## START ROWS
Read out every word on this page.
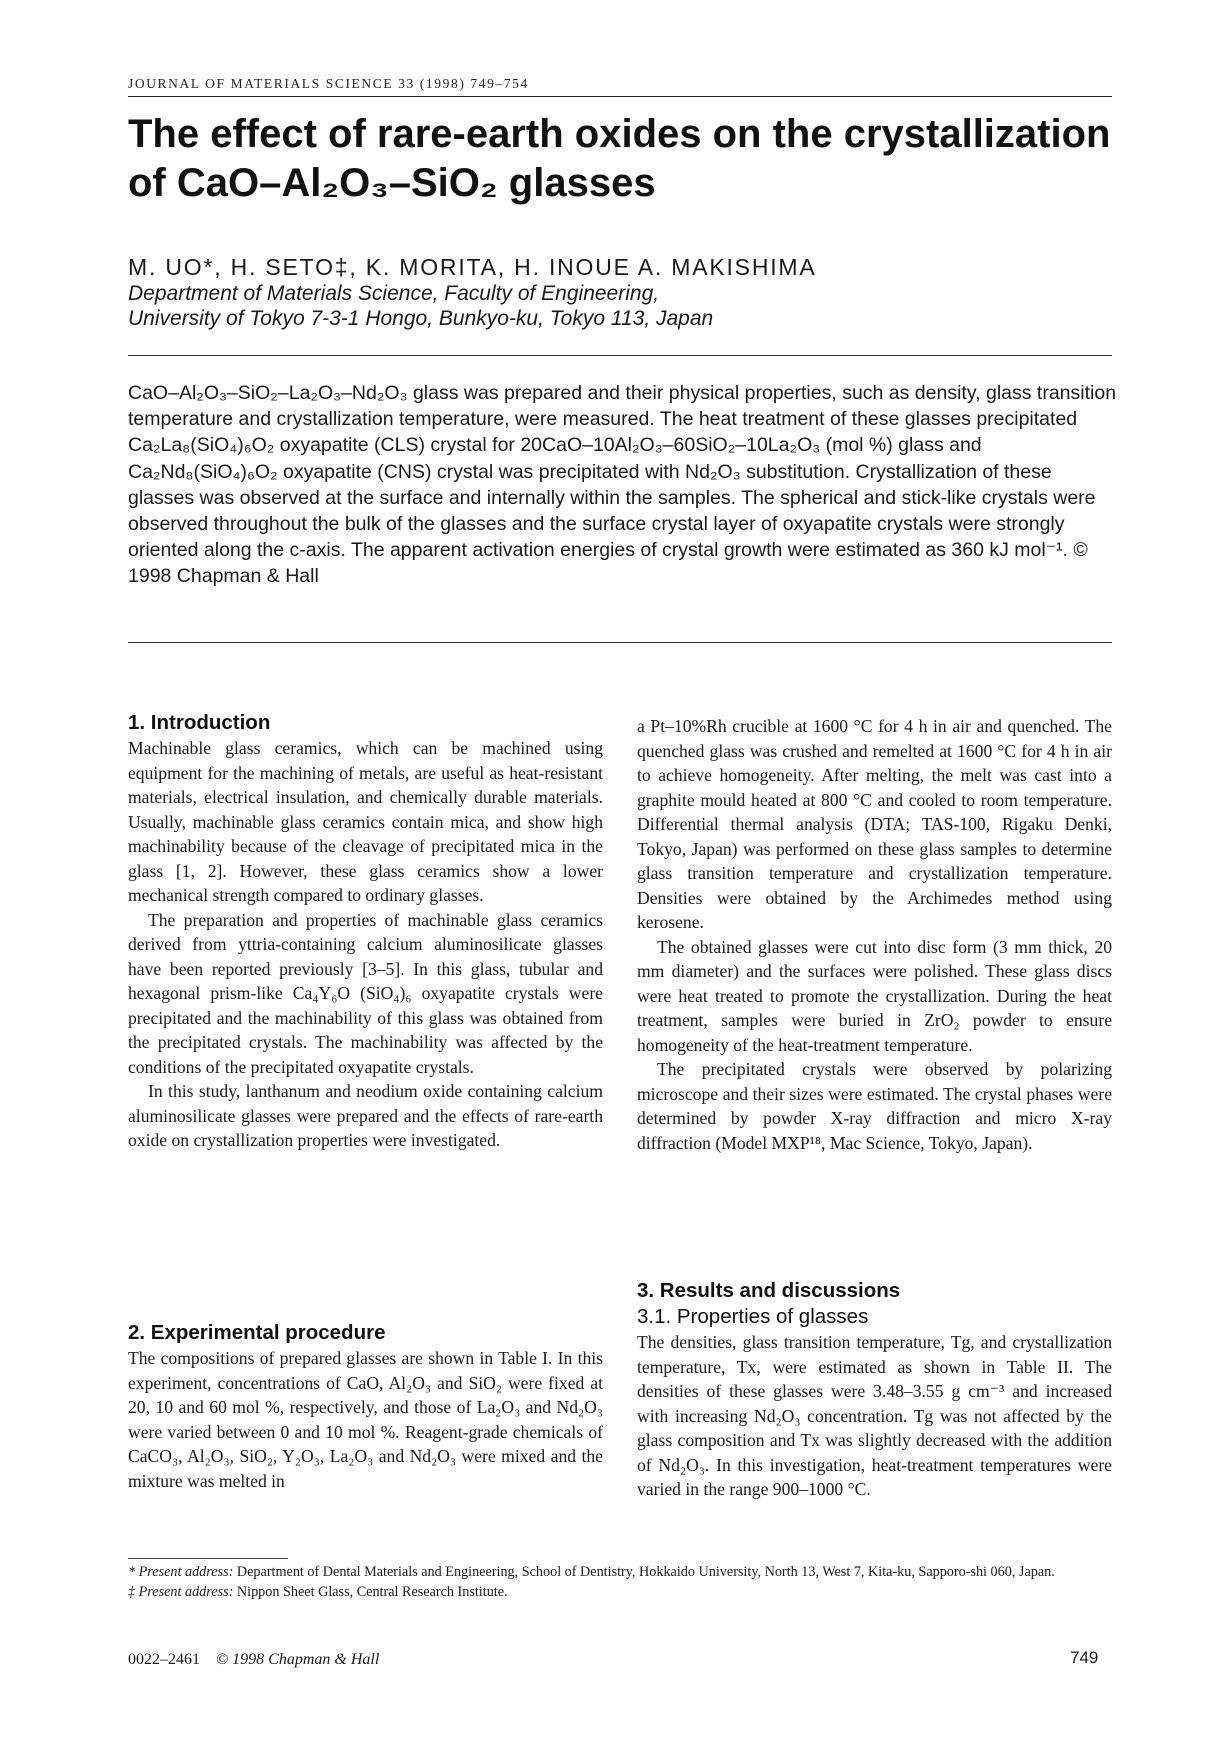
JOURNAL OF MATERIALS SCIENCE 33 (1998) 749–754
The effect of rare-earth oxides on the crystallization
of CaO–Al₂O₃–SiO₂ glasses
M. UO*, H. SETO‡, K. MORITA, H. INOUE A. MAKISHIMA
Department of Materials Science, Faculty of Engineering,
University of Tokyo 7-3-1 Hongo, Bunkyo-ku, Tokyo 113, Japan
CaO–Al₂O₃–SiO₂–La₂O₃–Nd₂O₃ glass was prepared and their physical properties, such as density, glass transition temperature and crystallization temperature, were measured. The heat treatment of these glasses precipitated Ca₂La₈(SiO₄)₆O₂ oxyapatite (CLS) crystal for 20CaO–10Al₂O₃–60SiO₂–10La₂O₃ (mol %) glass and Ca₂Nd₈(SiO₄)₆O₂ oxyapatite (CNS) crystal was precipitated with Nd₂O₃ substitution. Crystallization of these glasses was observed at the surface and internally within the samples. The spherical and stick-like crystals were observed throughout the bulk of the glasses and the surface crystal layer of oxyapatite crystals were strongly oriented along the c-axis. The apparent activation energies of crystal growth were estimated as 360 kJ mol⁻¹. © 1998 Chapman & Hall
1. Introduction

Machinable glass ceramics, which can be machined using equipment for the machining of metals, are useful as heat-resistant materials, electrical insulation, and chemically durable materials. Usually, machinable glass ceramics contain mica, and show high machinability because of the cleavage of precipitated mica in the glass [1, 2]. However, these glass ceramics show a lower mechanical strength compared to ordinary glasses.

The preparation and properties of machinable glass ceramics derived from yttria-containing calcium aluminosilicate glasses have been reported previously [3–5]. In this glass, tubular and hexagonal prism-like Ca₄Y₆O (SiO₄)₆ oxyapatite crystals were precipitated and the machinability of this glass was obtained from the precipitated crystals. The machinability was affected by the conditions of the precipitated oxyapatite crystals.

In this study, lanthanum and neodium oxide containing calcium aluminosilicate glasses were prepared and the effects of rare-earth oxide on crystallization properties were investigated.

2. Experimental procedure

The compositions of prepared glasses are shown in Table I. In this experiment, concentrations of CaO, Al₂O₃ and SiO₂ were fixed at 20, 10 and 60 mol %, respectively, and those of La₂O₃ and Nd₂O₃ were varied between 0 and 10 mol %. Reagent-grade chemicals of CaCO₃, Al₂O₃, SiO₂, Y₂O₃, La₂O₃ and Nd₂O₃ were mixed and the mixture was melted in

a Pt–10%Rh crucible at 1600 °C for 4 h in air and quenched. The quenched glass was crushed and remelted at 1600 °C for 4 h in air to achieve homogeneity. After melting, the melt was cast into a graphite mould heated at 800 °C and cooled to room temperature. Differential thermal analysis (DTA; TAS-100, Rigaku Denki, Tokyo, Japan) was performed on these glass samples to determine glass transition temperature and crystallization temperature. Densities were obtained by the Archimedes method using kerosene.

The obtained glasses were cut into disc form (3 mm thick, 20 mm diameter) and the surfaces were polished. These glass discs were heat treated to promote the crystallization. During the heat treatment, samples were buried in ZrO₂ powder to ensure homogeneity of the heat-treatment temperature.

The precipitated crystals were observed by polarizing microscope and their sizes were estimated. The crystal phases were determined by powder X-ray diffraction and micro X-ray diffraction (Model MXP¹⁸, Mac Science, Tokyo, Japan).

3. Results and discussions
3.1. Properties of glasses

The densities, glass transition temperature, Tg, and crystallization temperature, Tx, were estimated as shown in Table II. The densities of these glasses were 3.48–3.55 g cm⁻³ and increased with increasing Nd₂O₃ concentration. Tg was not affected by the glass composition and Tx was slightly decreased with the addition of Nd₂O₃. In this investigation, heat-treatment temperatures were varied in the range 900–1000 °C.

* Present address: Department of Dental Materials and Engineering, School of Dentistry, Hokkaido University, North 13, West 7, Kita-ku, Sapporo-shi 060, Japan.

‡ Present address: Nippon Sheet Glass, Central Research Institute.

0022–2461 © 1998 Chapman & Hall	749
## END ROWS
TASK DESCRIPTION>
Nothing but the pictures may be dropped; output the records above exactly.

FULL SOLUTION>
Read out every word on this page.
JOURNAL OF MATERIALS SCIENCE 33 (1998) 749–754
The effect of rare-earth oxides on the crystallization
of CaO–Al₂O₃–SiO₂ glasses
M. UO*, H. SETO‡, K. MORITA, H. INOUE A. MAKISHIMA
Department of Materials Science, Faculty of Engineering,
University of Tokyo 7-3-1 Hongo, Bunkyo-ku, Tokyo 113, Japan
CaO–Al₂O₃–SiO₂–La₂O₃–Nd₂O₃ glass was prepared and their physical properties, such as density, glass transition temperature and crystallization temperature, were measured. The heat treatment of these glasses precipitated Ca₂La₈(SiO₄)₆O₂ oxyapatite (CLS) crystal for 20CaO–10Al₂O₃–60SiO₂–10La₂O₃ (mol %) glass and Ca₂Nd₈(SiO₄)₆O₂ oxyapatite (CNS) crystal was precipitated with Nd₂O₃ substitution. Crystallization of these glasses was observed at the surface and internally within the samples. The spherical and stick-like crystals were observed throughout the bulk of the glasses and the surface crystal layer of oxyapatite crystals were strongly oriented along the c-axis. The apparent activation energies of crystal growth were estimated as 360 kJ mol⁻¹. © 1998 Chapman & Hall
1. Introduction

Machinable glass ceramics, which can be machined using equipment for the machining of metals, are useful as heat-resistant materials, electrical insulation, and chemically durable materials. Usually, machinable glass ceramics contain mica, and show high machinability because of the cleavage of precipitated mica in the glass [1, 2]. However, these glass ceramics show a lower mechanical strength compared to ordinary glasses.

The preparation and properties of machinable glass ceramics derived from yttria-containing calcium aluminosilicate glasses have been reported previously [3–5]. In this glass, tubular and hexagonal prism-like Ca₄Y₆O (SiO₄)₆ oxyapatite crystals were precipitated and the machinability of this glass was obtained from the precipitated crystals. The machinability was affected by the conditions of the precipitated oxyapatite crystals.

In this study, lanthanum and neodium oxide containing calcium aluminosilicate glasses were prepared and the effects of rare-earth oxide on crystallization properties were investigated.

2. Experimental procedure

The compositions of prepared glasses are shown in Table I. In this experiment, concentrations of CaO, Al₂O₃ and SiO₂ were fixed at 20, 10 and 60 mol %, respectively, and those of La₂O₃ and Nd₂O₃ were varied between 0 and 10 mol %. Reagent-grade chemicals of CaCO₃, Al₂O₃, SiO₂, Y₂O₃, La₂O₃ and Nd₂O₃ were mixed and the mixture was melted in

a Pt–10%Rh crucible at 1600 °C for 4 h in air and quenched. The quenched glass was crushed and remelted at 1600 °C for 4 h in air to achieve homogeneity. After melting, the melt was cast into a graphite mould heated at 800 °C and cooled to room temperature. Differential thermal analysis (DTA; TAS-100, Rigaku Denki, Tokyo, Japan) was performed on these glass samples to determine glass transition temperature and crystallization temperature. Densities were obtained by the Archimedes method using kerosene.

The obtained glasses were cut into disc form (3 mm thick, 20 mm diameter) and the surfaces were polished. These glass discs were heat treated to promote the crystallization. During the heat treatment, samples were buried in ZrO₂ powder to ensure homogeneity of the heat-treatment temperature.

The precipitated crystals were observed by polarizing microscope and their sizes were estimated. The crystal phases were determined by powder X-ray diffraction and micro X-ray diffraction (Model MXP¹⁸, Mac Science, Tokyo, Japan).

3. Results and discussions
3.1. Properties of glasses

The densities, glass transition temperature, Tg, and crystallization temperature, Tx, were estimated as shown in Table II. The densities of these glasses were 3.48–3.55 g cm⁻³ and increased with increasing Nd₂O₃ concentration. Tg was not affected by the glass composition and Tx was slightly decreased with the addition of Nd₂O₃. In this investigation, heat-treatment temperatures were varied in the range 900–1000 °C.

* Present address: Department of Dental Materials and Engineering, School of Dentistry, Hokkaido University, North 13, West 7, Kita-ku, Sapporo-shi 060, Japan.

‡ Present address: Nippon Sheet Glass, Central Research Institute.

0022–2461 © 1998 Chapman & Hall	749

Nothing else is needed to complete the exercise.